**EXERCISE BRIEF**
Copy all lines that contain the word "octobre".

**RECORDS PROVIDED**
— start —
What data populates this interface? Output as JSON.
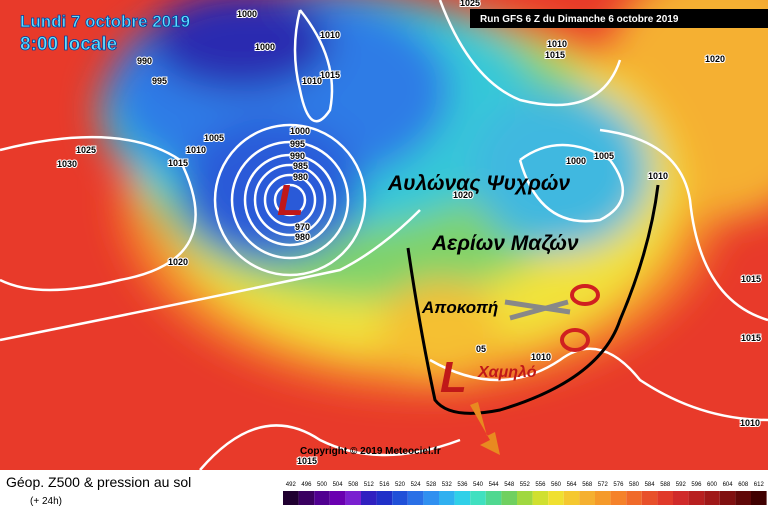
{
  "header": {
    "date": "Lundi 7 octobre 2019",
    "time": "8:00 locale",
    "run": "Run GFS 6 Z du Dimanche 6 octobre 2019"
  },
  "annotations": {
    "line1": "Αυλώνας Ψυχρών",
    "line2": "Αερίων Μαζών",
    "cutoff": "Αποκοπή",
    "low": "Χαμηλό"
  },
  "lows": [
    "L",
    "L"
  ],
  "isobar_labels": [
    "1000",
    "1025",
    "1010",
    "1015",
    "1020",
    "990",
    "995",
    "1000",
    "1010",
    "1015",
    "1010",
    "1005",
    "1010",
    "1015",
    "1025",
    "1030",
    "1000",
    "995",
    "990",
    "985",
    "980",
    "970",
    "980",
    "1020",
    "1020",
    "1000",
    "1005",
    "1010",
    "1015",
    "1015",
    "1010",
    "1010",
    "05",
    "1015"
  ],
  "copyright": "Copyright © 2019 Meteociel.fr",
  "footer": {
    "title": "Géop. Z500 & pression au sol",
    "step": "(+ 24h)"
  },
  "scale": [
    492,
    496,
    500,
    504,
    508,
    512,
    516,
    520,
    524,
    528,
    532,
    536,
    540,
    544,
    548,
    552,
    556,
    560,
    564,
    568,
    572,
    576,
    580,
    584,
    588,
    592,
    596,
    600,
    604,
    608,
    612
  ]
}
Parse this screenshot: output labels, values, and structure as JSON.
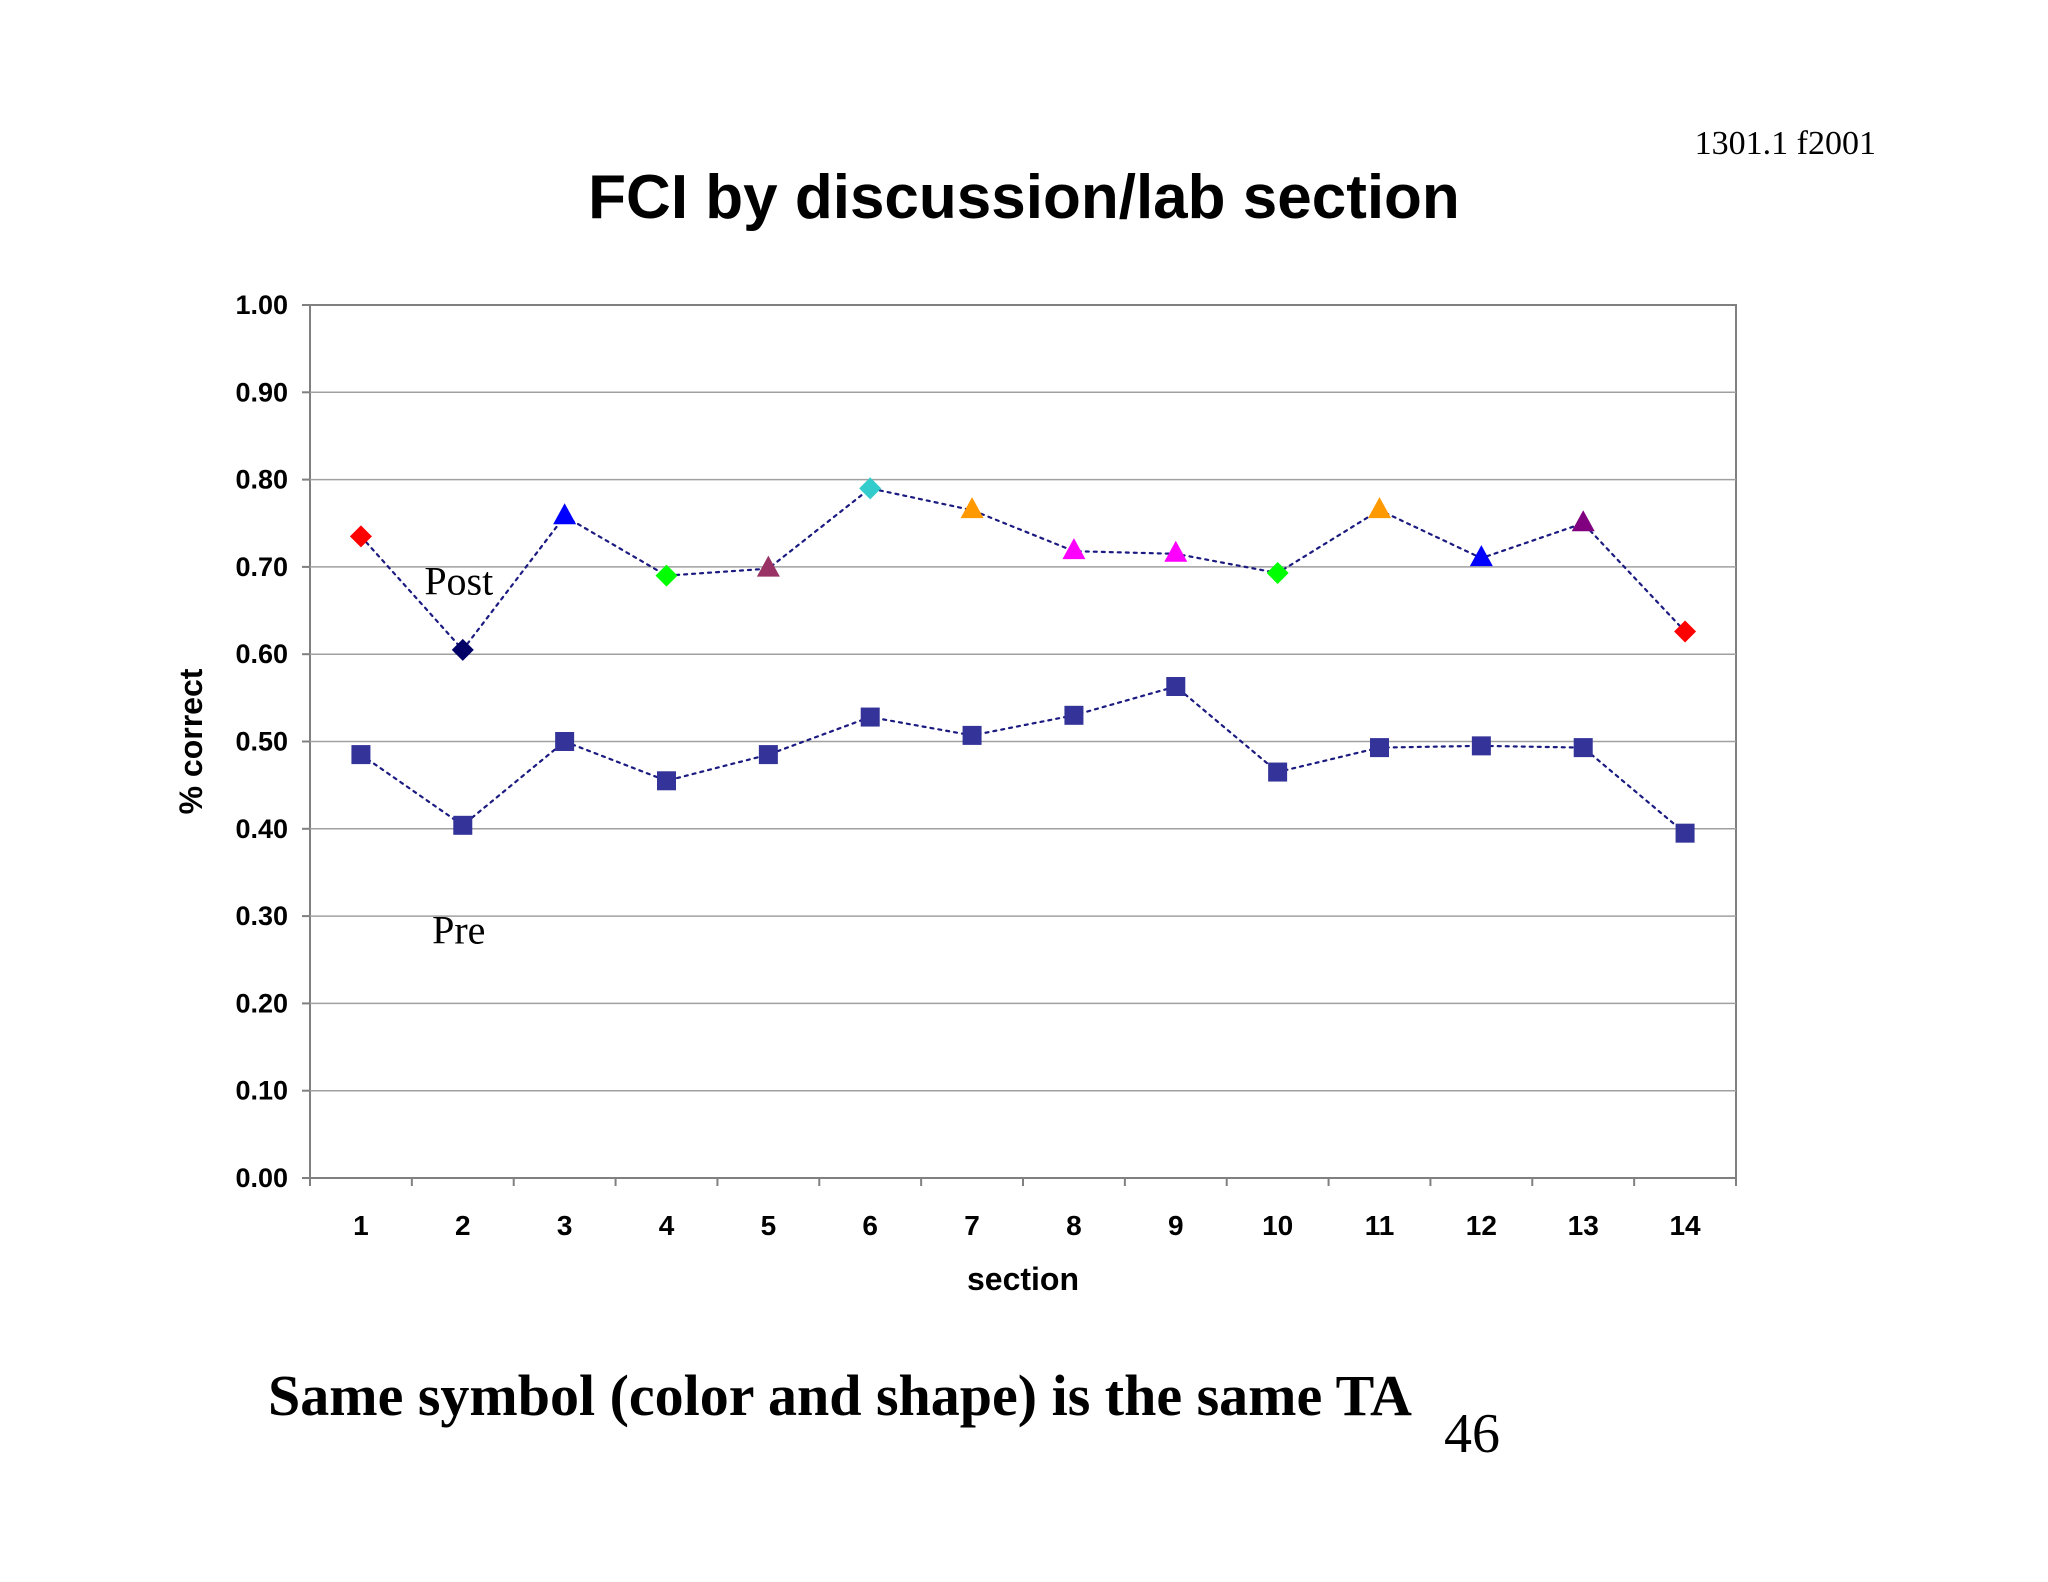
— end —
**REPLY TO THE EXERCISE**
    "date": "Lundi 7 octobre 2019",
    "run": "Run GFS 6 Z du Dimanche 6 octobre 2019"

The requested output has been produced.